--- begin ---

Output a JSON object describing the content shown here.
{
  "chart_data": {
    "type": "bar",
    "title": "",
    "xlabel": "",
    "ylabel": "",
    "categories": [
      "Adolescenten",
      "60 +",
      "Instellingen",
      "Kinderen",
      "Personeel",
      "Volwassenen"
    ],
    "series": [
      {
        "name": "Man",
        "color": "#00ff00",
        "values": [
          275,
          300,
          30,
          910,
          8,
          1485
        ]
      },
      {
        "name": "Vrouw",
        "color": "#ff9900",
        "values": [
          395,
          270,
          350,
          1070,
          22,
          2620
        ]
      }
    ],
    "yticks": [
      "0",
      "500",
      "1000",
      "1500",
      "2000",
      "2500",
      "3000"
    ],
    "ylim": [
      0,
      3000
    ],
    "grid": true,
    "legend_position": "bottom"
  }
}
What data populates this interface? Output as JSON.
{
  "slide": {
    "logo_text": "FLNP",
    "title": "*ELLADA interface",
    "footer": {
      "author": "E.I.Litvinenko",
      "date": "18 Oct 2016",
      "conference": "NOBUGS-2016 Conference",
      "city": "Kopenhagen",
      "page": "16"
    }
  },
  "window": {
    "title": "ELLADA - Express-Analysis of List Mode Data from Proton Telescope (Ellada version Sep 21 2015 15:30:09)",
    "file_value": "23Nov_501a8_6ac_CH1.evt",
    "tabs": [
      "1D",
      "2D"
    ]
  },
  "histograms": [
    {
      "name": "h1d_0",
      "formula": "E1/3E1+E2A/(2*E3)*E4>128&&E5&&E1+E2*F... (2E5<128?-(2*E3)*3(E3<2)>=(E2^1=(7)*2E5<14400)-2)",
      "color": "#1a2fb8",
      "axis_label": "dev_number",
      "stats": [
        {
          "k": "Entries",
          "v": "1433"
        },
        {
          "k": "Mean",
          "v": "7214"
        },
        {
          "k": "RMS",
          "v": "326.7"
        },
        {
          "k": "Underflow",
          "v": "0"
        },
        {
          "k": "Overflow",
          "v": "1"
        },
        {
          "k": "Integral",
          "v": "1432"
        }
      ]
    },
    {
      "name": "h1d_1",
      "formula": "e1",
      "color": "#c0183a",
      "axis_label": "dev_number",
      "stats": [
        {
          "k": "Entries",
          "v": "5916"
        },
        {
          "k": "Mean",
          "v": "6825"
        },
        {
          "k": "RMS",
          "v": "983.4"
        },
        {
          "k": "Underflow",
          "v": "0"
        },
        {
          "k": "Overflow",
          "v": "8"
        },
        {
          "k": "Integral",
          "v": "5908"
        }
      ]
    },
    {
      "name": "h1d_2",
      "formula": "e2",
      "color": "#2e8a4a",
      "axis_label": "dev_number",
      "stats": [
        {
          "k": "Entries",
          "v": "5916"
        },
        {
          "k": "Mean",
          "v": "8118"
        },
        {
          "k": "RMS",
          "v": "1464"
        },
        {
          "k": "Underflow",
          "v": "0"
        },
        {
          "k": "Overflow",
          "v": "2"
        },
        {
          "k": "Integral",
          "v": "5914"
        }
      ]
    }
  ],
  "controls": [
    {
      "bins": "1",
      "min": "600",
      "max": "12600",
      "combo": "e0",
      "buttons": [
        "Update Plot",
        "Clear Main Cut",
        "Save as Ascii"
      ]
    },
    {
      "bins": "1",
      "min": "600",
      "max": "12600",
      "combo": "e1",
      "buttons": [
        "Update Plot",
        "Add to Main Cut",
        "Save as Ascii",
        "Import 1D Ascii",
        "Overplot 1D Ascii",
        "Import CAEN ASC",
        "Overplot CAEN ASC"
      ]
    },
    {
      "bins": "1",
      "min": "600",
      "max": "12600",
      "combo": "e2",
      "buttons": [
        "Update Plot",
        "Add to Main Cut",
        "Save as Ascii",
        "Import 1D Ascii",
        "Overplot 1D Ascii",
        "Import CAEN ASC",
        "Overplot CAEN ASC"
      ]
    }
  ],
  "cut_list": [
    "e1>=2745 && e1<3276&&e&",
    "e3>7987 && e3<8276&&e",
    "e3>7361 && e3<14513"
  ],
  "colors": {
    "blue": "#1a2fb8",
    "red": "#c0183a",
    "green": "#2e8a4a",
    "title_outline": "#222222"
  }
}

--- end ---

The problem - Go through the records above and copy every line with the word "name".

Completed exercise -
        "name": "Man",
        "name": "Vrouw",
      "name": "h1d_0",
      "name": "h1d_1",
      "name": "h1d_2",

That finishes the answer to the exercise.